• **Task description**:
Pull out each line of the records holding the string "inwoners".

• **Provided entries**:
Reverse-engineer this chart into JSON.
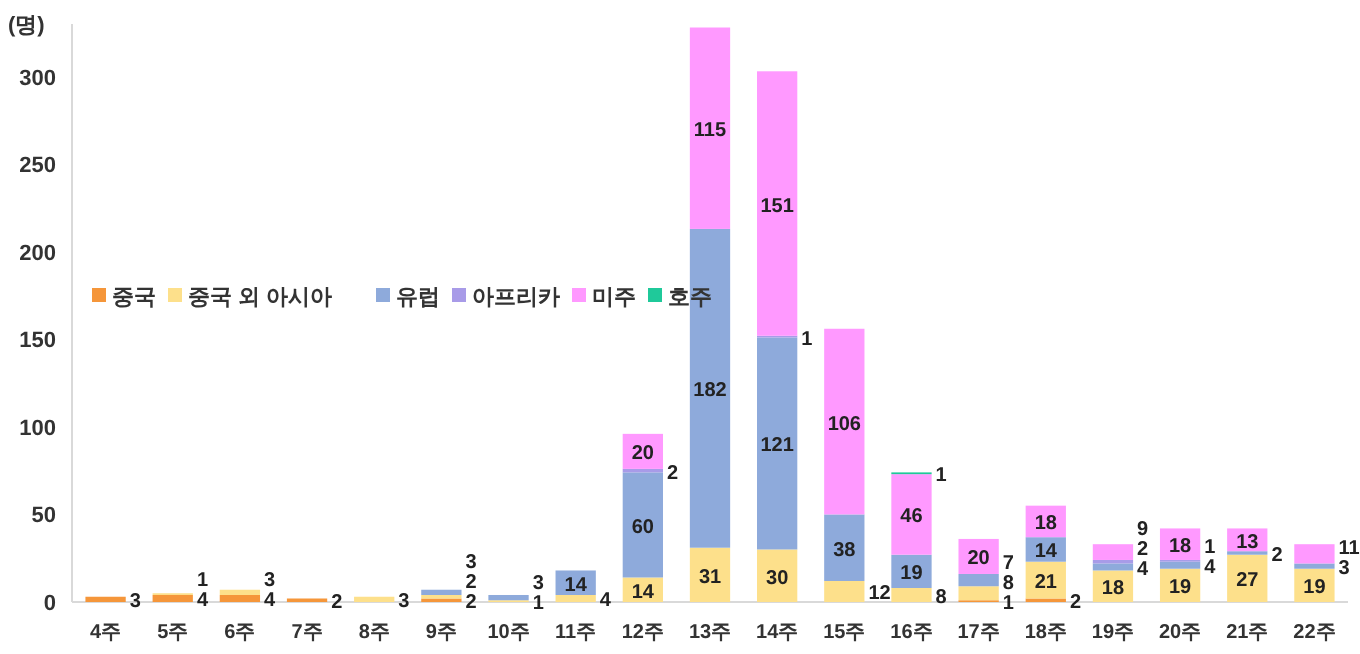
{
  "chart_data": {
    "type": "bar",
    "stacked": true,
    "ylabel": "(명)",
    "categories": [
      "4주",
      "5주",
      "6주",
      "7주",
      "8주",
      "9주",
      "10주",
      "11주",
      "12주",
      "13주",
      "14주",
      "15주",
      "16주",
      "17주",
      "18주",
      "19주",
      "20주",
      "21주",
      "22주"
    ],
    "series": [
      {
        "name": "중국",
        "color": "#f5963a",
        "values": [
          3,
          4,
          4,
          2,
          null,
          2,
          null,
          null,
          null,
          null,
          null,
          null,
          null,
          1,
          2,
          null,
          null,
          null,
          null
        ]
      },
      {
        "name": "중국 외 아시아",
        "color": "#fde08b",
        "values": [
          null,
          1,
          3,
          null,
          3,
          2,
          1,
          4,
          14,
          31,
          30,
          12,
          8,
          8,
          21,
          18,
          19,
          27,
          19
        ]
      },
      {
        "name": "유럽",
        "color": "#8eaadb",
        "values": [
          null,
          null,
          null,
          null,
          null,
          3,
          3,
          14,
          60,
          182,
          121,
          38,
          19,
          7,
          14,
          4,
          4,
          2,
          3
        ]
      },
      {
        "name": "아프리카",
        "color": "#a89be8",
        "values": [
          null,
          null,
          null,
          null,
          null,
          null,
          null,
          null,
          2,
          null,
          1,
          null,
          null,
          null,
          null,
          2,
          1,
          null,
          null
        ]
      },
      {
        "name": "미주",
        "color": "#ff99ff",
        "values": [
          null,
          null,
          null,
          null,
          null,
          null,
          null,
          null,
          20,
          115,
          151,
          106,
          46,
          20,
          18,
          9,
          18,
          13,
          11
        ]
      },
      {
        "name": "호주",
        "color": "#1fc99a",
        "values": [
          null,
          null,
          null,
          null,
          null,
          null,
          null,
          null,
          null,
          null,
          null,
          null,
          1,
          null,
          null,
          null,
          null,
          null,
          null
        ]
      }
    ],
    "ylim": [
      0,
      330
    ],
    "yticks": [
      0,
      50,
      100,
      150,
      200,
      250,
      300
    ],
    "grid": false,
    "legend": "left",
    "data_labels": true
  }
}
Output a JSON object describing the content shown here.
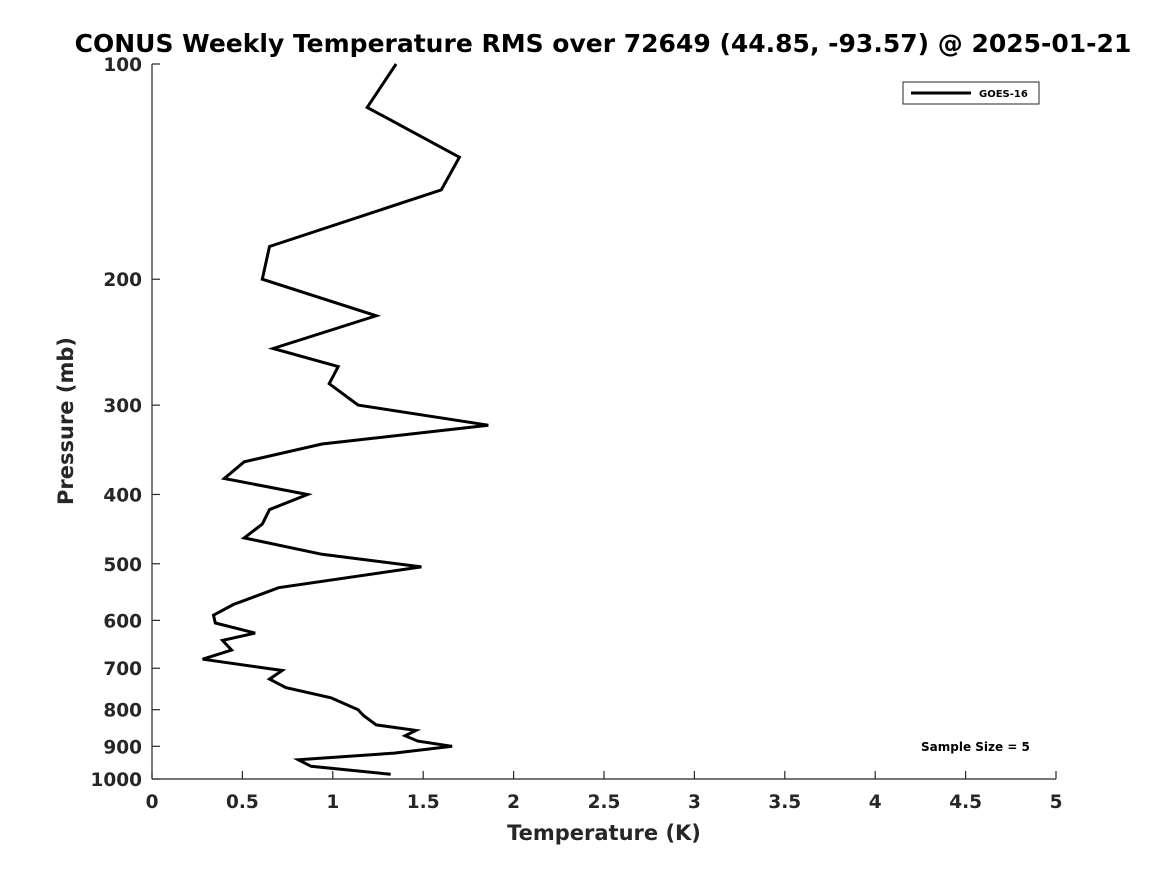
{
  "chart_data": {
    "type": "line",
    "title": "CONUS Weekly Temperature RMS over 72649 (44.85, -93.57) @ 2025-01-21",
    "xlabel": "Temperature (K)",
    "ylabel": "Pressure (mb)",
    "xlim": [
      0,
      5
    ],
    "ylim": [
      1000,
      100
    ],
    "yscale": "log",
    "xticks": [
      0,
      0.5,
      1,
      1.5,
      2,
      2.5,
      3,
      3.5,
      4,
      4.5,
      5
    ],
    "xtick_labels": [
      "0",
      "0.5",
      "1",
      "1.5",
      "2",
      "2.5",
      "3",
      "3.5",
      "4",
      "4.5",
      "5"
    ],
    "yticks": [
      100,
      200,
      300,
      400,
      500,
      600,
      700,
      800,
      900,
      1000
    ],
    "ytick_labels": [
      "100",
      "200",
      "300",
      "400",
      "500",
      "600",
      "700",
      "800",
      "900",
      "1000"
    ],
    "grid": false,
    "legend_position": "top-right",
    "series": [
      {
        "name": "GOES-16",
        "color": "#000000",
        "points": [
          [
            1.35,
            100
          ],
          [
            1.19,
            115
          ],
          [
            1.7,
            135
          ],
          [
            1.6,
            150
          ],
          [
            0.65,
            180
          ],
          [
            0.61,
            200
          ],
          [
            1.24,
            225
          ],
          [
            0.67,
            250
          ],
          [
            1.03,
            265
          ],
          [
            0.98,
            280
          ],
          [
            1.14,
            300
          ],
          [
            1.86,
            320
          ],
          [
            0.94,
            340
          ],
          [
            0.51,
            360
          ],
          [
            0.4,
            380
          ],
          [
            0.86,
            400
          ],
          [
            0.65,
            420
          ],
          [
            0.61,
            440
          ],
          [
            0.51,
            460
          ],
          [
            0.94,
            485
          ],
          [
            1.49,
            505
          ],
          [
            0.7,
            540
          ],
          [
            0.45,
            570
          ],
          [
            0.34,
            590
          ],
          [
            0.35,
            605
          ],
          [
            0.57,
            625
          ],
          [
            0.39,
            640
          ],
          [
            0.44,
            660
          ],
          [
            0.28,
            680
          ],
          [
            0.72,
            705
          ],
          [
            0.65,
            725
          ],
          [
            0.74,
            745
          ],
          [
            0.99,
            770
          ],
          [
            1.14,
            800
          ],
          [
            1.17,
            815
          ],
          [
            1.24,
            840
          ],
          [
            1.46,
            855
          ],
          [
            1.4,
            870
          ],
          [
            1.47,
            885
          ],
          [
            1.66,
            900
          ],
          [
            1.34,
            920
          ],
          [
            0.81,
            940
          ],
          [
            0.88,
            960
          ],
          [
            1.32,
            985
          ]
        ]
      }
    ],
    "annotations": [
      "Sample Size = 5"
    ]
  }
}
* * *
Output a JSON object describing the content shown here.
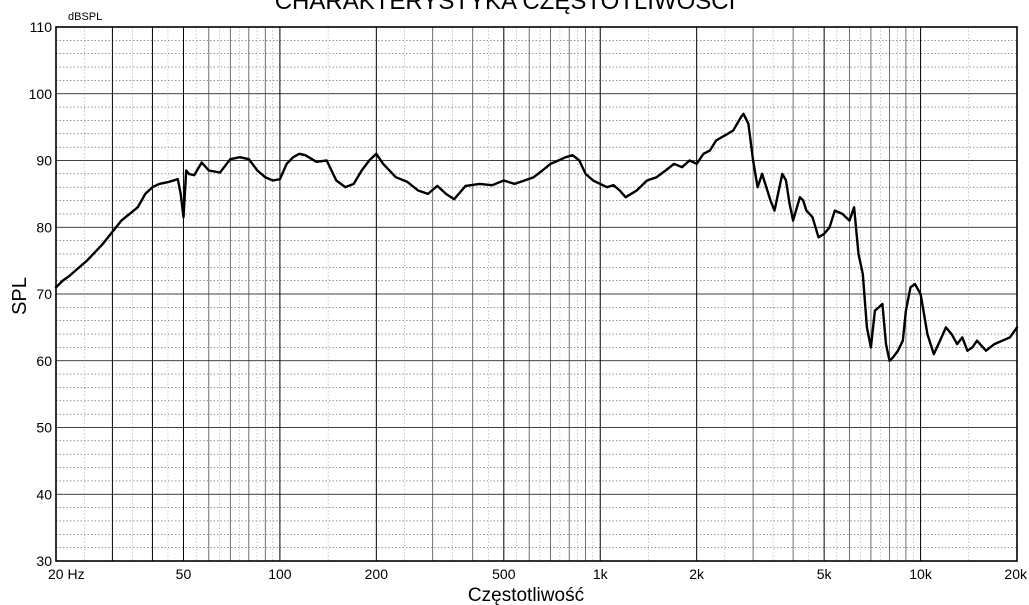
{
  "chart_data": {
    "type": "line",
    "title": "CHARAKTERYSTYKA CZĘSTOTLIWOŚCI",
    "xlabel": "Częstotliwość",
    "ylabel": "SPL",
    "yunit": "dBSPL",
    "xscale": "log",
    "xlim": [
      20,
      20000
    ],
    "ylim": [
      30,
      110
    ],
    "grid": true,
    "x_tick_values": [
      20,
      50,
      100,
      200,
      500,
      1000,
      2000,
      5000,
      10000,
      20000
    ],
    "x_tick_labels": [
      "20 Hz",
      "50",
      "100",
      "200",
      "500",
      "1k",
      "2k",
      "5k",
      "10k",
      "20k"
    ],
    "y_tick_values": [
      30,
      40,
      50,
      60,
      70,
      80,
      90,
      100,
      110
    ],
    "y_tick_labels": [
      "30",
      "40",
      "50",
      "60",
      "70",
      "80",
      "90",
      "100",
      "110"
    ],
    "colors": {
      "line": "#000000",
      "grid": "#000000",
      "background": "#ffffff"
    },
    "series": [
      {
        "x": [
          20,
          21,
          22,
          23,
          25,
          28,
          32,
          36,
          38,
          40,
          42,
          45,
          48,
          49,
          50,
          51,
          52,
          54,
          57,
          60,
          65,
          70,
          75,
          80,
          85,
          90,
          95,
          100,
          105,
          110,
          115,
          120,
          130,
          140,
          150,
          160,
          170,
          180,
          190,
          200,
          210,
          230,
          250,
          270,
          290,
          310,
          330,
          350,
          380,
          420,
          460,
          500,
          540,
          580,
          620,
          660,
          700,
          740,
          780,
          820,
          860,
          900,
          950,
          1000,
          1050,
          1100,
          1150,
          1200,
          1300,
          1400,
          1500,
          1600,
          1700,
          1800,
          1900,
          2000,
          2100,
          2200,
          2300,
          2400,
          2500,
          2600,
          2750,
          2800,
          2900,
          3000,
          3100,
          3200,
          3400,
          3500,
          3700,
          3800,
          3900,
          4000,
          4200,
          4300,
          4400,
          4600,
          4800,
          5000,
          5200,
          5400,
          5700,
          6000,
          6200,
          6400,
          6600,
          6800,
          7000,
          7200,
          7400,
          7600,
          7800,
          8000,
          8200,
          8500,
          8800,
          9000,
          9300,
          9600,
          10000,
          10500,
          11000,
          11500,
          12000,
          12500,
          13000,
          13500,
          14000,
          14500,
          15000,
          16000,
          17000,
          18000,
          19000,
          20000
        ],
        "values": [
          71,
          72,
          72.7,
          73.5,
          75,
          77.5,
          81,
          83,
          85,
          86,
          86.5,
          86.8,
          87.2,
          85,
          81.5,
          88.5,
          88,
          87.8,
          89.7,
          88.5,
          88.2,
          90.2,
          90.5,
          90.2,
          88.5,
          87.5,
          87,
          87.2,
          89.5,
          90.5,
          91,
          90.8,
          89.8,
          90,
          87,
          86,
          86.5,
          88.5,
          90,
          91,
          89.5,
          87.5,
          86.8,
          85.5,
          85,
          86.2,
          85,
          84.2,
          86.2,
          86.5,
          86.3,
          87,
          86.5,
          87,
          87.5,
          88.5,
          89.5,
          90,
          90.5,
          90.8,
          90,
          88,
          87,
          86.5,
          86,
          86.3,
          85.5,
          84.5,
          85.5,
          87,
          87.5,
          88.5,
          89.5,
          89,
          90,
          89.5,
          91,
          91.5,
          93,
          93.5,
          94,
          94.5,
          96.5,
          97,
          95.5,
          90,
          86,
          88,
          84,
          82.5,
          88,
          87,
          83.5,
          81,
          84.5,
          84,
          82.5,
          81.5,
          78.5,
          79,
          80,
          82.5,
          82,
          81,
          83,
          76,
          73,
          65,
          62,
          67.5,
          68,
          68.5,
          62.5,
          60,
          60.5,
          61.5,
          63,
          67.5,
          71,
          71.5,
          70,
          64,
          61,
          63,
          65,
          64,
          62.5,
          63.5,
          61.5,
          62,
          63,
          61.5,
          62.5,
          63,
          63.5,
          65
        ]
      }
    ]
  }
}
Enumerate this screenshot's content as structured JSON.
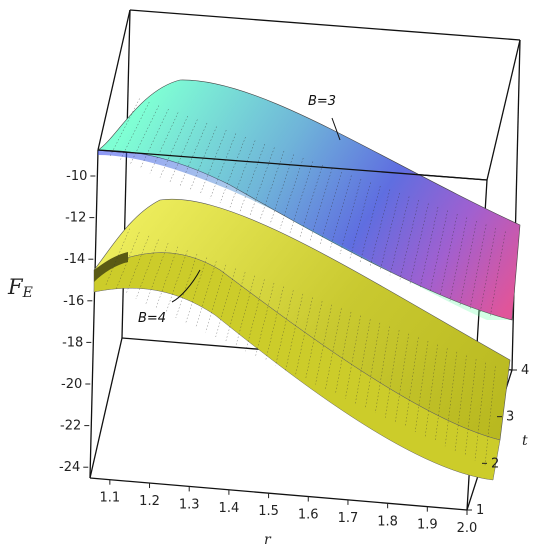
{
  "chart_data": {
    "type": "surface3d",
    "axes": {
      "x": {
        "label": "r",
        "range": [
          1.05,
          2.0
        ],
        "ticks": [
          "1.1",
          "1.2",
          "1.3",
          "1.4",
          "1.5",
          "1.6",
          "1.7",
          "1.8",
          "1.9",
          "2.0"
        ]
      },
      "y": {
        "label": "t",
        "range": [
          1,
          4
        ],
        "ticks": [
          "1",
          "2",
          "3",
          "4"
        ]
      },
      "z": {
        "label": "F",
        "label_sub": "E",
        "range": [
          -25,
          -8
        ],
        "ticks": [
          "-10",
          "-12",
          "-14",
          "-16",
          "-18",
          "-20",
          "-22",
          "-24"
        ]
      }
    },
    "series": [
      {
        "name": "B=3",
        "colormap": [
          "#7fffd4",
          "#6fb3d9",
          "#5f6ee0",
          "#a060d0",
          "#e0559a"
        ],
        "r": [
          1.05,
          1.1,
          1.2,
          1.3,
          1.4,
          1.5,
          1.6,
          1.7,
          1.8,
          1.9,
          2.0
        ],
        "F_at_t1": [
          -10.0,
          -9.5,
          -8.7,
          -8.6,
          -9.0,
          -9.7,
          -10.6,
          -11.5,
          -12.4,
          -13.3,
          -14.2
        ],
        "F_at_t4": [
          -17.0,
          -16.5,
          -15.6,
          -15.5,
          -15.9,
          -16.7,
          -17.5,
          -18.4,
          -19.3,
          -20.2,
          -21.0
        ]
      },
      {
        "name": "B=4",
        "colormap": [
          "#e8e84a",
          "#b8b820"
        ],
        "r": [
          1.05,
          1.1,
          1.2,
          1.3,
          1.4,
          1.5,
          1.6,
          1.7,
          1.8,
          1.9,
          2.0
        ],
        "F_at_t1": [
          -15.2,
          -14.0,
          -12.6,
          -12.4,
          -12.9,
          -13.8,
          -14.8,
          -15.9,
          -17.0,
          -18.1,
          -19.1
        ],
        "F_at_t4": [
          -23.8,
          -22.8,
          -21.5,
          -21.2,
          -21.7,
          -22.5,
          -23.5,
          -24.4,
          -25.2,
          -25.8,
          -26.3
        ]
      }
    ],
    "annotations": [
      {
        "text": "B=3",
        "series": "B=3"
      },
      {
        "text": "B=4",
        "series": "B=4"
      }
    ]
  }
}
...
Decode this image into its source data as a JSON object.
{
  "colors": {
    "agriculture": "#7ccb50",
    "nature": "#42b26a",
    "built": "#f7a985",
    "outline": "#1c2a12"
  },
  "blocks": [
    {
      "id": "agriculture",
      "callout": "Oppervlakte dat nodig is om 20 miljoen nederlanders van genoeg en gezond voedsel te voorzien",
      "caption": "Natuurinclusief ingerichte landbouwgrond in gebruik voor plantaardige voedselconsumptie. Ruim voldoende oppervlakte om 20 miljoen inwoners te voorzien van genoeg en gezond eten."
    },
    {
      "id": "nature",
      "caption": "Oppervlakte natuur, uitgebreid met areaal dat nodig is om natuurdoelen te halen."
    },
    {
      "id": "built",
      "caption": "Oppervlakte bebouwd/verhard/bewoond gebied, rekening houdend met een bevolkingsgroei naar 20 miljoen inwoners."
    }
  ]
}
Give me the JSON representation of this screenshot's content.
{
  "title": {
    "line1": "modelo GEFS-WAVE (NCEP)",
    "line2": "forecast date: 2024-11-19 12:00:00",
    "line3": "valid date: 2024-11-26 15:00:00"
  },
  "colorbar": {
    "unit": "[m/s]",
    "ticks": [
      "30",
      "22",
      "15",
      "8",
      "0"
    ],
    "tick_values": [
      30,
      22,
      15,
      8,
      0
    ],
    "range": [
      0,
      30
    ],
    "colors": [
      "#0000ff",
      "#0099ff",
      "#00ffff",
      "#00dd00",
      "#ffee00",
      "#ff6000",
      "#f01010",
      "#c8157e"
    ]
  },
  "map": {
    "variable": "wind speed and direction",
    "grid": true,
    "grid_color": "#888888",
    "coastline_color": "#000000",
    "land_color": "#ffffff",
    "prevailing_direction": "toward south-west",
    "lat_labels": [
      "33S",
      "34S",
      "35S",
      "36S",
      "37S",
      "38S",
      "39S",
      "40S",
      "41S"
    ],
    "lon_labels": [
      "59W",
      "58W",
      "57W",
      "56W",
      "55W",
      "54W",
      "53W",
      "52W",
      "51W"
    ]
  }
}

• **Right answer**:
      "caption": "Natuurinclusief ingerichte landbouwgrond in gebruik voor plantaardige voedselconsumptie. Ruim voldoende oppervlakte om 20 miljoen inwoners te voorzien van genoeg en gezond eten."
      "caption": "Oppervlakte bebouwd/verhard/bewoond gebied, rekening houdend met een bevolkingsgroei naar 20 miljoen inwoners."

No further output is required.